Every line must be returned precisely as it is written.

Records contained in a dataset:
....
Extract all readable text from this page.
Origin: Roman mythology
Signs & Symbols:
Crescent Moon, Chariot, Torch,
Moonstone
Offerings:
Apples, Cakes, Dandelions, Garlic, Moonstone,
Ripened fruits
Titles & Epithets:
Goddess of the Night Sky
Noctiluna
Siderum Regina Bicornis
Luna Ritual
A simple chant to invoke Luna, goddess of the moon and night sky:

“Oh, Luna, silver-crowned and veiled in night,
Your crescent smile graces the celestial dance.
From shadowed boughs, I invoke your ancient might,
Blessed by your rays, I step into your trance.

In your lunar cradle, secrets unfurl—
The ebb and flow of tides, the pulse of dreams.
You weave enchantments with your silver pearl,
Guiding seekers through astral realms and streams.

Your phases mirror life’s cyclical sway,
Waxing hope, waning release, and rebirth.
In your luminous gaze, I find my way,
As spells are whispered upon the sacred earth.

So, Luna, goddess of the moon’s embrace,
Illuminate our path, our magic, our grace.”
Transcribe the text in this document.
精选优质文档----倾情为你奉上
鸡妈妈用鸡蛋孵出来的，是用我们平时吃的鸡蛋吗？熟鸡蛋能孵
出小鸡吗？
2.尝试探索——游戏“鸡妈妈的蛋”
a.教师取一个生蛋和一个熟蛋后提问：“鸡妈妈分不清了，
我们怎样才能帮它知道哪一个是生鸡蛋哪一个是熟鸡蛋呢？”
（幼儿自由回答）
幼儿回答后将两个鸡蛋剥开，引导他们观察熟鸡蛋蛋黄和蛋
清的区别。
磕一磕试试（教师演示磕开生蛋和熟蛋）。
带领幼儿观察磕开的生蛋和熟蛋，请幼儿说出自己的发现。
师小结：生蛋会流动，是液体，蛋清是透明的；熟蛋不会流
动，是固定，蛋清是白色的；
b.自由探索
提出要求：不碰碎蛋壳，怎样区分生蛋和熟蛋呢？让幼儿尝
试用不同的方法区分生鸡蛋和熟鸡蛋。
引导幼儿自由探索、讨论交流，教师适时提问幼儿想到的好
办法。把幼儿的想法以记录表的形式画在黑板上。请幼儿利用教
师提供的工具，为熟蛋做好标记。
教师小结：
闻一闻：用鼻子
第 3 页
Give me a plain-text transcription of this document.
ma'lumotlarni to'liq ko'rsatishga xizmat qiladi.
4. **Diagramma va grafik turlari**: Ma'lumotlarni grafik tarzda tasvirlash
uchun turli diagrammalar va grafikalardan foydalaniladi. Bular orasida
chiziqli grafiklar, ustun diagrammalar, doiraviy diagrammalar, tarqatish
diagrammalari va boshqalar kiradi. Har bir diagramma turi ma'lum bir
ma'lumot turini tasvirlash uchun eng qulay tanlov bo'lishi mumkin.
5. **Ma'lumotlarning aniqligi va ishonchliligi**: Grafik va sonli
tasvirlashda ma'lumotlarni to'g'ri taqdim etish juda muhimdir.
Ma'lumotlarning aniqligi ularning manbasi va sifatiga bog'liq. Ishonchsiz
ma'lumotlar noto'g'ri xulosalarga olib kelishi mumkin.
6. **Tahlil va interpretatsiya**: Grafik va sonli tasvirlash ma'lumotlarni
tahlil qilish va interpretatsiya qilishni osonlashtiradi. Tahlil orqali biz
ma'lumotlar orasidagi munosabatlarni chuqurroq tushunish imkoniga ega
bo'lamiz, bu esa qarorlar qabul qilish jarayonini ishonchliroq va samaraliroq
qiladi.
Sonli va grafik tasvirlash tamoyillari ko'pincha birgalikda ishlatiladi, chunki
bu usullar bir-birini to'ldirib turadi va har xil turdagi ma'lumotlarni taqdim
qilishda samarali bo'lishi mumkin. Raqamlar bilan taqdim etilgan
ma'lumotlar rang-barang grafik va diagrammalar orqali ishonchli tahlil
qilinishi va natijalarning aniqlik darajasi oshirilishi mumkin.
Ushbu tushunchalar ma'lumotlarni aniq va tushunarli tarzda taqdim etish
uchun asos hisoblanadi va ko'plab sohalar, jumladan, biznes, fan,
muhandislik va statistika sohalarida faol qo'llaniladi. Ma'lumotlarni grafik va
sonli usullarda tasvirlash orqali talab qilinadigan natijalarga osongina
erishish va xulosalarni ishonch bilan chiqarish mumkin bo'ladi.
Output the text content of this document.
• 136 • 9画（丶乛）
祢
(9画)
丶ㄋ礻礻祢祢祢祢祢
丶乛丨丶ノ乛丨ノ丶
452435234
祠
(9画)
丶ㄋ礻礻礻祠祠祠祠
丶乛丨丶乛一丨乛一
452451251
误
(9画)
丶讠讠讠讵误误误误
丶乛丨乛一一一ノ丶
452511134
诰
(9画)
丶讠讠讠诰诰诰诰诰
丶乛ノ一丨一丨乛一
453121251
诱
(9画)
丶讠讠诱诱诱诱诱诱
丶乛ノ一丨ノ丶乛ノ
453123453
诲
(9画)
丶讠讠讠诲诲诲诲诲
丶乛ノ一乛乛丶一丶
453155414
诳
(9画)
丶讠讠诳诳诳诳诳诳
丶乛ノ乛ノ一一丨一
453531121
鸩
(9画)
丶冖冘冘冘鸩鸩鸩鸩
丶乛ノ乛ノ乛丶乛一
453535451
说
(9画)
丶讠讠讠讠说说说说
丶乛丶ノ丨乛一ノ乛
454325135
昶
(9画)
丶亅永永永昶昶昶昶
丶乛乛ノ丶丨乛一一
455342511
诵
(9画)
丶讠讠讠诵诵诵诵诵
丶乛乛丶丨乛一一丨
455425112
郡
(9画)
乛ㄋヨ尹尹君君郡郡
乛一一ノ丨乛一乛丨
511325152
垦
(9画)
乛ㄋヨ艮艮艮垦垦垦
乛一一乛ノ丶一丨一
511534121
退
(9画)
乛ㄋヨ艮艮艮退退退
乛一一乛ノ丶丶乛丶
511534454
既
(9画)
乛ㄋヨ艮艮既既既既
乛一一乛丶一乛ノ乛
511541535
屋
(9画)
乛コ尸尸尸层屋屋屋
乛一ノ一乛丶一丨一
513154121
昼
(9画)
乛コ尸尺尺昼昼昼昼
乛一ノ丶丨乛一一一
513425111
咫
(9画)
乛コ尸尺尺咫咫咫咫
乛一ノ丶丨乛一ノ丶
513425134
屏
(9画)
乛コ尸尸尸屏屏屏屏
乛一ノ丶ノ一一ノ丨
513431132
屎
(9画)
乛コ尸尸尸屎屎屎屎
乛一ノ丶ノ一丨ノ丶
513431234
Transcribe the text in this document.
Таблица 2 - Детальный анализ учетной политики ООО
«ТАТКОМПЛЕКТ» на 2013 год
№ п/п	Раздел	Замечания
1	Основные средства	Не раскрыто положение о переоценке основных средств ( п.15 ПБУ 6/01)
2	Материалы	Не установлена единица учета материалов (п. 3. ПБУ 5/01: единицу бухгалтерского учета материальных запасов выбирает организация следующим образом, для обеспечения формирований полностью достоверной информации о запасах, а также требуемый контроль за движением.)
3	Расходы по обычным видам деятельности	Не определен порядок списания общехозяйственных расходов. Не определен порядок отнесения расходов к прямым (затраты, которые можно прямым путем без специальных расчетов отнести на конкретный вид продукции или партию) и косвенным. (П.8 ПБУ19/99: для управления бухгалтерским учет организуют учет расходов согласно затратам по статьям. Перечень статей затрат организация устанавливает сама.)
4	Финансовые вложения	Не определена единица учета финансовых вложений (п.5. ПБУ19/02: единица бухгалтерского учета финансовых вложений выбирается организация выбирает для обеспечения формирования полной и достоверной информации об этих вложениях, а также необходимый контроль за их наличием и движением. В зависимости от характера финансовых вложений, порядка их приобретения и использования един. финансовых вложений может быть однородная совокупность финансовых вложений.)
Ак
....
RESULT FOR THIS EXERCISE:
Extract all readable text from this page.
Origin: Roman mythology
Signs & Symbols:
Crescent Moon, Chariot, Torch,
Moonstone
Offerings:
Apples, Cakes, Dandelions, Garlic, Moonstone,
Ripened fruits
Titles & Epithets:
Goddess of the Night Sky
Noctiluna
Siderum Regina Bicornis
Luna Ritual
A simple chant to invoke Luna, goddess of the moon and night sky:

“Oh, Luna, silver-crowned and veiled in night,
Your crescent smile graces the celestial dance.
From shadowed boughs, I invoke your ancient might,
Blessed by your rays, I step into your trance.

In your lunar cradle, secrets unfurl—
The ebb and flow of tides, the pulse of dreams.
You weave enchantments with your silver pearl,
Guiding seekers through astral realms and streams.

Your phases mirror life’s cyclical sway,
Waxing hope, waning release, and rebirth.
In your luminous gaze, I find my way,
As spells are whispered upon the sacred earth.

So, Luna, goddess of the moon’s embrace,
Illuminate our path, our magic, our grace.”
Transcribe the text in this document.
精选优质文档----倾情为你奉上
鸡妈妈用鸡蛋孵出来的，是用我们平时吃的鸡蛋吗？熟鸡蛋能孵
出小鸡吗？
2.尝试探索——游戏“鸡妈妈的蛋”
a.教师取一个生蛋和一个熟蛋后提问：“鸡妈妈分不清了，
我们怎样才能帮它知道哪一个是生鸡蛋哪一个是熟鸡蛋呢？”
（幼儿自由回答）
幼儿回答后将两个鸡蛋剥开，引导他们观察熟鸡蛋蛋黄和蛋
清的区别。
磕一磕试试（教师演示磕开生蛋和熟蛋）。
带领幼儿观察磕开的生蛋和熟蛋，请幼儿说出自己的发现。
师小结：生蛋会流动，是液体，蛋清是透明的；熟蛋不会流
动，是固定，蛋清是白色的；
b.自由探索
提出要求：不碰碎蛋壳，怎样区分生蛋和熟蛋呢？让幼儿尝
试用不同的方法区分生鸡蛋和熟鸡蛋。
引导幼儿自由探索、讨论交流，教师适时提问幼儿想到的好
办法。把幼儿的想法以记录表的形式画在黑板上。请幼儿利用教
师提供的工具，为熟蛋做好标记。
教师小结：
闻一闻：用鼻子
第 3 页
Give me a plain-text transcription of this document.
ma'lumotlarni to'liq ko'rsatishga xizmat qiladi.
4. **Diagramma va grafik turlari**: Ma'lumotlarni grafik tarzda tasvirlash
uchun turli diagrammalar va grafikalardan foydalaniladi. Bular orasida
chiziqli grafiklar, ustun diagrammalar, doiraviy diagrammalar, tarqatish
diagrammalari va boshqalar kiradi. Har bir diagramma turi ma'lum bir
ma'lumot turini tasvirlash uchun eng qulay tanlov bo'lishi mumkin.
5. **Ma'lumotlarning aniqligi va ishonchliligi**: Grafik va sonli
tasvirlashda ma'lumotlarni to'g'ri taqdim etish juda muhimdir.
Ma'lumotlarning aniqligi ularning manbasi va sifatiga bog'liq. Ishonchsiz
ma'lumotlar noto'g'ri xulosalarga olib kelishi mumkin.
6. **Tahlil va interpretatsiya**: Grafik va sonli tasvirlash ma'lumotlarni
tahlil qilish va interpretatsiya qilishni osonlashtiradi. Tahlil orqali biz
ma'lumotlar orasidagi munosabatlarni chuqurroq tushunish imkoniga ega
bo'lamiz, bu esa qarorlar qabul qilish jarayonini ishonchliroq va samaraliroq
qiladi.
Sonli va grafik tasvirlash tamoyillari ko'pincha birgalikda ishlatiladi, chunki
bu usullar bir-birini to'ldirib turadi va har xil turdagi ma'lumotlarni taqdim
qilishda samarali bo'lishi mumkin. Raqamlar bilan taqdim etilgan
ma'lumotlar rang-barang grafik va diagrammalar orqali ishonchli tahlil
qilinishi va natijalarning aniqlik darajasi oshirilishi mumkin.
Ushbu tushunchalar ma'lumotlarni aniq va tushunarli tarzda taqdim etish
uchun asos hisoblanadi va ko'plab sohalar, jumladan, biznes, fan,
muhandislik va statistika sohalarida faol qo'llaniladi. Ma'lumotlarni grafik va
sonli usullarda tasvirlash orqali talab qilinadigan natijalarga osongina
erishish va xulosalarni ishonch bilan chiqarish mumkin bo'ladi.
Output the text content of this document.
• 136 • 9画（丶乛）
祢
(9画)
丶ㄋ礻礻祢祢祢祢祢
丶乛丨丶ノ乛丨ノ丶
452435234
祠
(9画)
丶ㄋ礻礻礻祠祠祠祠
丶乛丨丶乛一丨乛一
452451251
误
(9画)
丶讠讠讠讵误误误误
丶乛丨乛一一一ノ丶
452511134
诰
(9画)
丶讠讠讠诰诰诰诰诰
丶乛ノ一丨一丨乛一
453121251
诱
(9画)
丶讠讠诱诱诱诱诱诱
丶乛ノ一丨ノ丶乛ノ
453123453
诲
(9画)
丶讠讠讠诲诲诲诲诲
丶乛ノ一乛乛丶一丶
453155414
诳
(9画)
丶讠讠诳诳诳诳诳诳
丶乛ノ乛ノ一一丨一
453531121
鸩
(9画)
丶冖冘冘冘鸩鸩鸩鸩
丶乛ノ乛ノ乛丶乛一
453535451
说
(9画)
丶讠讠讠讠说说说说
丶乛丶ノ丨乛一ノ乛
454325135
昶
(9画)
丶亅永永永昶昶昶昶
丶乛乛ノ丶丨乛一一
455342511
诵
(9画)
丶讠讠讠诵诵诵诵诵
丶乛乛丶丨乛一一丨
455425112
郡
(9画)
乛ㄋヨ尹尹君君郡郡
乛一一ノ丨乛一乛丨
511325152
垦
(9画)
乛ㄋヨ艮艮艮垦垦垦
乛一一乛ノ丶一丨一
511534121
退
(9画)
乛ㄋヨ艮艮艮退退退
乛一一乛ノ丶丶乛丶
511534454
既
(9画)
乛ㄋヨ艮艮既既既既
乛一一乛丶一乛ノ乛
511541535
屋
(9画)
乛コ尸尸尸层屋屋屋
乛一ノ一乛丶一丨一
513154121
昼
(9画)
乛コ尸尺尺昼昼昼昼
乛一ノ丶丨乛一一一
513425111
咫
(9画)
乛コ尸尺尺咫咫咫咫
乛一ノ丶丨乛一ノ丶
513425134
屏
(9画)
乛コ尸尸尸屏屏屏屏
乛一ノ丶ノ一一ノ丨
513431132
屎
(9画)
乛コ尸尸尸屎屎屎屎
乛一ノ丶ノ一丨ノ丶
513431234
Transcribe the text in this document.
Таблица 2 - Детальный анализ учетной политики ООО
«ТАТКОМПЛЕКТ» на 2013 год
№ п/п	Раздел	Замечания
1	Основные средства	Не раскрыто положение о переоценке основных средств ( п.15 ПБУ 6/01)
2	Материалы	Не установлена единица учета материалов (п. 3. ПБУ 5/01: единицу бухгалтерского учета материальных запасов выбирает организация следующим образом, для обеспечения формирований полностью достоверной информации о запасах, а также требуемый контроль за движением.)
3	Расходы по обычным видам деятельности	Не определен порядок списания общехозяйственных расходов. Не определен порядок отнесения расходов к прямым (затраты, которые можно прямым путем без специальных расчетов отнести на конкретный вид продукции или партию) и косвенным. (П.8 ПБУ19/99: для управления бухгалтерским учет организуют учет расходов согласно затратам по статьям. Перечень статей затрат организация устанавливает сама.)
4	Финансовые вложения	Не определена единица учета финансовых вложений (п.5. ПБУ19/02: единица бухгалтерского учета финансовых вложений выбирается организация выбирает для обеспечения формирования полной и достоверной информации об этих вложениях, а также необходимый контроль за их наличием и движением. В зависимости от характера финансовых вложений, порядка их приобретения и использования един. финансовых вложений может быть однородная совокупность финансовых вложений.)
Ак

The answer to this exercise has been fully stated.